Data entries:
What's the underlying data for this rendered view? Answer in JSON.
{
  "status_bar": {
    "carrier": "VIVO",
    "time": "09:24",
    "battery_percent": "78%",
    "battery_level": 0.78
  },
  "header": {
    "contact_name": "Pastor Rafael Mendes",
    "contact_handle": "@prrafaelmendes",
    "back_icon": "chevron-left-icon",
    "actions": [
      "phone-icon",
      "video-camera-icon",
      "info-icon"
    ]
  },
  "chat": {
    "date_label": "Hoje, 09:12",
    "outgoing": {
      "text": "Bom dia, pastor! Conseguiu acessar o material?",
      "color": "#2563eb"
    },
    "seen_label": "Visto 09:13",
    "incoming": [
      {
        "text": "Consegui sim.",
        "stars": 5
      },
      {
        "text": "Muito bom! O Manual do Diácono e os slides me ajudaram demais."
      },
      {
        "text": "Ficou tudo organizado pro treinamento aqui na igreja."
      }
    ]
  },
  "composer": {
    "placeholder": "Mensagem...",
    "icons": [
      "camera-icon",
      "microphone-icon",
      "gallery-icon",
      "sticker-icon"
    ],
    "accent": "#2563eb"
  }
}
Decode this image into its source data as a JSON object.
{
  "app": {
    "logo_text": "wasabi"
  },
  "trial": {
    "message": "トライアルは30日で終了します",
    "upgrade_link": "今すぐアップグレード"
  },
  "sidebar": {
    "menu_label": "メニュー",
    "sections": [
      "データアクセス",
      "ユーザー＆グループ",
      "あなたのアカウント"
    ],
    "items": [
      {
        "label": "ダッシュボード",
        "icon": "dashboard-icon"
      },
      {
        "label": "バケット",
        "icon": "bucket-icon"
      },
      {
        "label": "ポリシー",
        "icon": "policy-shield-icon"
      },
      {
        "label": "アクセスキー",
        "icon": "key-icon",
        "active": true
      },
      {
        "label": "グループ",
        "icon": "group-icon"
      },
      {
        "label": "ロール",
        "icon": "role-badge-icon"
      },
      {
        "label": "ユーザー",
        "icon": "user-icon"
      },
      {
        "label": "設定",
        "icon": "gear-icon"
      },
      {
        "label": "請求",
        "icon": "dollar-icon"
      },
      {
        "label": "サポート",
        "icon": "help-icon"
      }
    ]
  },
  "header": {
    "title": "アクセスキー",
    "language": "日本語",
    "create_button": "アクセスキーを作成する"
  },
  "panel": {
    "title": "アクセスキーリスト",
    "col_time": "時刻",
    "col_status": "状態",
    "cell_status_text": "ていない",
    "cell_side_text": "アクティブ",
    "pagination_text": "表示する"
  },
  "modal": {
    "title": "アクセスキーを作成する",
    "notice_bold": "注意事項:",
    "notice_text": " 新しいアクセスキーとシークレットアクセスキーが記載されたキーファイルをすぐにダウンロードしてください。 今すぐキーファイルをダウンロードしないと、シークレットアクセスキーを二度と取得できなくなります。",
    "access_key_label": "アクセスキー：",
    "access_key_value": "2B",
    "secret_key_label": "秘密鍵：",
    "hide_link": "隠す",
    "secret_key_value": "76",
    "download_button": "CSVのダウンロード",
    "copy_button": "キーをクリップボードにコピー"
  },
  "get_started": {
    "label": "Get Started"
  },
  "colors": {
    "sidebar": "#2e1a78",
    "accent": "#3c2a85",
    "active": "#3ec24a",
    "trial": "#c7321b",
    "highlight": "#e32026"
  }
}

What you have to do >> Transcribe the material exactly as it reads.

Task output >>
What's the underlying data for this rendered view? Answer in JSON.
{
  "status_bar": {
    "carrier": "VIVO",
    "time": "09:24",
    "battery_percent": "78%",
    "battery_level": 0.78
  },
  "header": {
    "contact_name": "Pastor Rafael Mendes",
    "contact_handle": "@prrafaelmendes",
    "back_icon": "chevron-left-icon",
    "actions": [
      "phone-icon",
      "video-camera-icon",
      "info-icon"
    ]
  },
  "chat": {
    "date_label": "Hoje, 09:12",
    "outgoing": {
      "text": "Bom dia, pastor! Conseguiu acessar o material?",
      "color": "#2563eb"
    },
    "seen_label": "Visto 09:13",
    "incoming": [
      {
        "text": "Consegui sim.",
        "stars": 5
      },
      {
        "text": "Muito bom! O Manual do Diácono e os slides me ajudaram demais."
      },
      {
        "text": "Ficou tudo organizado pro treinamento aqui na igreja."
      }
    ]
  },
  "composer": {
    "placeholder": "Mensagem...",
    "icons": [
      "camera-icon",
      "microphone-icon",
      "gallery-icon",
      "sticker-icon"
    ],
    "accent": "#2563eb"
  }
}
Decode this image into its source data as a JSON object.
{
  "app": {
    "logo_text": "wasabi"
  },
  "trial": {
    "message": "トライアルは30日で終了します",
    "upgrade_link": "今すぐアップグレード"
  },
  "sidebar": {
    "menu_label": "メニュー",
    "sections": [
      "データアクセス",
      "ユーザー＆グループ",
      "あなたのアカウント"
    ],
    "items": [
      {
        "label": "ダッシュボード",
        "icon": "dashboard-icon"
      },
      {
        "label": "バケット",
        "icon": "bucket-icon"
      },
      {
        "label": "ポリシー",
        "icon": "policy-shield-icon"
      },
      {
        "label": "アクセスキー",
        "icon": "key-icon",
        "active": true
      },
      {
        "label": "グループ",
        "icon": "group-icon"
      },
      {
        "label": "ロール",
        "icon": "role-badge-icon"
      },
      {
        "label": "ユーザー",
        "icon": "user-icon"
      },
      {
        "label": "設定",
        "icon": "gear-icon"
      },
      {
        "label": "請求",
        "icon": "dollar-icon"
      },
      {
        "label": "サポート",
        "icon": "help-icon"
      }
    ]
  },
  "header": {
    "title": "アクセスキー",
    "language": "日本語",
    "create_button": "アクセスキーを作成する"
  },
  "panel": {
    "title": "アクセスキーリスト",
    "col_time": "時刻",
    "col_status": "状態",
    "cell_status_text": "ていない",
    "cell_side_text": "アクティブ",
    "pagination_text": "表示する"
  },
  "modal": {
    "title": "アクセスキーを作成する",
    "notice_bold": "注意事項:",
    "notice_text": " 新しいアクセスキーとシークレットアクセスキーが記載されたキーファイルをすぐにダウンロードしてください。 今すぐキーファイルをダウンロードしないと、シークレットアクセスキーを二度と取得できなくなります。",
    "access_key_label": "アクセスキー：",
    "access_key_value": "2B",
    "secret_key_label": "秘密鍵：",
    "hide_link": "隠す",
    "secret_key_value": "76",
    "download_button": "CSVのダウンロード",
    "copy_button": "キーをクリップボードにコピー"
  },
  "get_started": {
    "label": "Get Started"
  },
  "colors": {
    "sidebar": "#2e1a78",
    "accent": "#3c2a85",
    "active": "#3ec24a",
    "trial": "#c7321b",
    "highlight": "#e32026"
  }
}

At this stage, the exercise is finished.